- [Instruction]: Using the listing below, give the number of lines where "zoom" appears, and nothing else.

- [Data shown]:
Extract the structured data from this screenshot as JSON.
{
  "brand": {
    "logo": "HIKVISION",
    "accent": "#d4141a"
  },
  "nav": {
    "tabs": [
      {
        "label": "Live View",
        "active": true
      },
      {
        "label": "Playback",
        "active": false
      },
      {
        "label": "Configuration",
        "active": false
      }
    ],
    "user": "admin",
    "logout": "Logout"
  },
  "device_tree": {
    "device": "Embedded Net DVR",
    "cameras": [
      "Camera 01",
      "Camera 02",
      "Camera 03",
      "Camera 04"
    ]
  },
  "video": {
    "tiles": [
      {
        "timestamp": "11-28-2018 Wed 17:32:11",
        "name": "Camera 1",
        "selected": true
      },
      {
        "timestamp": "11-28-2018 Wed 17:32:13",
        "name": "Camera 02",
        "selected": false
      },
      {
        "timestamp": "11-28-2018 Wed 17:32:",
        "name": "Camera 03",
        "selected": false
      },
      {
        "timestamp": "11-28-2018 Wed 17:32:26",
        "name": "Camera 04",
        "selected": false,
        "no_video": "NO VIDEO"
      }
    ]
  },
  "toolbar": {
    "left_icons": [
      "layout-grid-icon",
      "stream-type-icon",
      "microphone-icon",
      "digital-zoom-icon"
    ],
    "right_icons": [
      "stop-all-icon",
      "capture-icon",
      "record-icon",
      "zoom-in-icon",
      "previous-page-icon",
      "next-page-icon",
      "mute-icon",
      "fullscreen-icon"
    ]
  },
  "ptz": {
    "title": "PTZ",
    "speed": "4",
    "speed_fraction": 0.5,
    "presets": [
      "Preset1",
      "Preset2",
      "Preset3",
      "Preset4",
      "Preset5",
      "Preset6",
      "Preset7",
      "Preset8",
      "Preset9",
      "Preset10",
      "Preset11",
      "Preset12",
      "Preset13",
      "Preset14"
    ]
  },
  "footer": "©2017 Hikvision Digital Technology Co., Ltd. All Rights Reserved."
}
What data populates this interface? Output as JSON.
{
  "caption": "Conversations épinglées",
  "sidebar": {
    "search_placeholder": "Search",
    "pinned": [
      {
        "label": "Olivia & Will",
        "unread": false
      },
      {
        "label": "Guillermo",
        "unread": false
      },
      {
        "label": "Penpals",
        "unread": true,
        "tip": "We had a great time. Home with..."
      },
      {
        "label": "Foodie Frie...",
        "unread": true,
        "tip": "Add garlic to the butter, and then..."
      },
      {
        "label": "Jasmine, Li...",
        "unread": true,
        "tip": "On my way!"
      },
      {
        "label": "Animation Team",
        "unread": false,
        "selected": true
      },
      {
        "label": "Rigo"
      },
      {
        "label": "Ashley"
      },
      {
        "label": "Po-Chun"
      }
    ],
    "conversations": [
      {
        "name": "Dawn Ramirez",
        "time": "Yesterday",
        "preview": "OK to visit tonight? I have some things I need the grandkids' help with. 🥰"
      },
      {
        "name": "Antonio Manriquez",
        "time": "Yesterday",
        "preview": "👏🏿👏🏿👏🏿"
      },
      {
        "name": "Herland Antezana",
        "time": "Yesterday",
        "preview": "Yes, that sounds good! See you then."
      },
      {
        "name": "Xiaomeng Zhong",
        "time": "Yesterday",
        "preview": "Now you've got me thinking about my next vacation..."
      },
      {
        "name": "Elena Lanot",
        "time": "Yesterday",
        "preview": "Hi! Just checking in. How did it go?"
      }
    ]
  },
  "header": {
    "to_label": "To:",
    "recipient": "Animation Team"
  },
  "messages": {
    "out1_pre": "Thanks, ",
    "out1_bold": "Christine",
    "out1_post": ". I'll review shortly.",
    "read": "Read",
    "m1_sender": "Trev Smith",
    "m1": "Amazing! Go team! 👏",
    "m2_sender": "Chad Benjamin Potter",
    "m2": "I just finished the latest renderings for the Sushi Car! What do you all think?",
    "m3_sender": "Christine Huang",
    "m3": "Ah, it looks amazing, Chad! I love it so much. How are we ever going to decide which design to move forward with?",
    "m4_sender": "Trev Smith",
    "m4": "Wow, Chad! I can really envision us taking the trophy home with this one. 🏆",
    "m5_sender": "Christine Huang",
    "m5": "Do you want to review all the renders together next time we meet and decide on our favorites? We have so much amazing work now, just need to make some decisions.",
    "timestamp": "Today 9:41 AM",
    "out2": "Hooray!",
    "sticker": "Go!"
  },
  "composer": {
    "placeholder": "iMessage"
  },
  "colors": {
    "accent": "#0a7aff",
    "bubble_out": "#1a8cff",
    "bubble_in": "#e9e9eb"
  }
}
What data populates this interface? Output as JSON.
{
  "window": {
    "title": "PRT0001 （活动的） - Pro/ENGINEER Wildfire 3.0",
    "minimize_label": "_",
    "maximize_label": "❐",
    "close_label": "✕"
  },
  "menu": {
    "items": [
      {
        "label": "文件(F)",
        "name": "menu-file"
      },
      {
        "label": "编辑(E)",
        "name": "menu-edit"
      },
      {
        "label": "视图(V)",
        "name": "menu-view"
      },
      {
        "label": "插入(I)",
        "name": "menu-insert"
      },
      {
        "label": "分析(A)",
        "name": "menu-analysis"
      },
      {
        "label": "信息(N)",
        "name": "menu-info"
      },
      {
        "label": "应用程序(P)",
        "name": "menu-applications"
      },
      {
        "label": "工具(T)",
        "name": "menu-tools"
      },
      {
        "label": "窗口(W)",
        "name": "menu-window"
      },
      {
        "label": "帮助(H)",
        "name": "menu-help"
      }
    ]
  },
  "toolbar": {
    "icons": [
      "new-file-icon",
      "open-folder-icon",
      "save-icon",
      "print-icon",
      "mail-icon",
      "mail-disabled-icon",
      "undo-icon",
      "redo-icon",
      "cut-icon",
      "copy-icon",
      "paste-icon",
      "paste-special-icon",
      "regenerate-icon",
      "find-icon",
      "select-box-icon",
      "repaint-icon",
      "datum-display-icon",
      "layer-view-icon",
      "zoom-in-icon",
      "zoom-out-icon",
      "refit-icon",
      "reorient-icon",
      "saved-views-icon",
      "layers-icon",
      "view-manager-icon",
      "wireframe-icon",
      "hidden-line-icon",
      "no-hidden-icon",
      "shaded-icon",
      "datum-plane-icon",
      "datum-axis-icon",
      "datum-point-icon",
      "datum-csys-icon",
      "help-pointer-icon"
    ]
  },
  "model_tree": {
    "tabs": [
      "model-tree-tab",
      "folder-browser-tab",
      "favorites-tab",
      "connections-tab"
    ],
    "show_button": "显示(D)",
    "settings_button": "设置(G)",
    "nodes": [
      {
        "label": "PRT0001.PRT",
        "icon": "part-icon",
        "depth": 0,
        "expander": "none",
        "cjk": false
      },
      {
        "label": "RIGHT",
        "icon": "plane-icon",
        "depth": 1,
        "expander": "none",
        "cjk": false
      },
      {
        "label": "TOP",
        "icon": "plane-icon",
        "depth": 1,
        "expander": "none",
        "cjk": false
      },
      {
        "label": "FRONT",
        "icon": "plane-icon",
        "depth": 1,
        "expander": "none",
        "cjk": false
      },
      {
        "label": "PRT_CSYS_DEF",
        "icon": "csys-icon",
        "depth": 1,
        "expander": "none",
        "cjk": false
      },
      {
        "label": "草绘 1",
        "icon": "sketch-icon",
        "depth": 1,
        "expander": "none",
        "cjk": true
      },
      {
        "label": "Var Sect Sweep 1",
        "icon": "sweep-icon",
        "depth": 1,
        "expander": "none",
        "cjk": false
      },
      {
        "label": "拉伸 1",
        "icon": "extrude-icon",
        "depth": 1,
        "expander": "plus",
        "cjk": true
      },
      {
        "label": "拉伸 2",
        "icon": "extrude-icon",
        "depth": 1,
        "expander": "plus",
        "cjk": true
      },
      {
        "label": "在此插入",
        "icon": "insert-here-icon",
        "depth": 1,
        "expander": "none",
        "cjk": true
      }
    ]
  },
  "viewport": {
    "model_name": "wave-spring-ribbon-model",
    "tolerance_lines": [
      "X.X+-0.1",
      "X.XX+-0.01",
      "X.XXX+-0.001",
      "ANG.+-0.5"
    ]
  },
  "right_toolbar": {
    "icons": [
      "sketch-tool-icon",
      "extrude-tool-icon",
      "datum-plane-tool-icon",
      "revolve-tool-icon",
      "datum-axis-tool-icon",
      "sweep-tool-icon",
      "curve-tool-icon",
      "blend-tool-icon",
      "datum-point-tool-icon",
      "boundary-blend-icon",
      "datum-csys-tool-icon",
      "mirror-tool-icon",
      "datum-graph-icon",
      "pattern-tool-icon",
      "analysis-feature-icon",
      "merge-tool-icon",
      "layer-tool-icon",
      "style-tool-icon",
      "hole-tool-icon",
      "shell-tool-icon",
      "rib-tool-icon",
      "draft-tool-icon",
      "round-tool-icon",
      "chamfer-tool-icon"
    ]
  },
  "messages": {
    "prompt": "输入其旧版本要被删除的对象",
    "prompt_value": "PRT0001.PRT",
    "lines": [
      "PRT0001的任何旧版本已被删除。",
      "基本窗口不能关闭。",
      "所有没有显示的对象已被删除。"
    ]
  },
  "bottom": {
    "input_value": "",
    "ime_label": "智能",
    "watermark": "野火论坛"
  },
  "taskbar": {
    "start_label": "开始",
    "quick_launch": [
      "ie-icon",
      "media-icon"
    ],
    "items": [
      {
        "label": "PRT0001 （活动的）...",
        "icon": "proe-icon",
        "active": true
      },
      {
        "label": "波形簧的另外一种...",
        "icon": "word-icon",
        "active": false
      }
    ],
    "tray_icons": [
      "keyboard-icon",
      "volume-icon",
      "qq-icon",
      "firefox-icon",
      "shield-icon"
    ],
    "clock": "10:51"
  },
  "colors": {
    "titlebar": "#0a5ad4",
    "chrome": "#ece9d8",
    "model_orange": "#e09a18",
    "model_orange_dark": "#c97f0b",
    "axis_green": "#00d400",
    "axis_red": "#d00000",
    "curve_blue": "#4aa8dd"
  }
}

- [Result below]: 4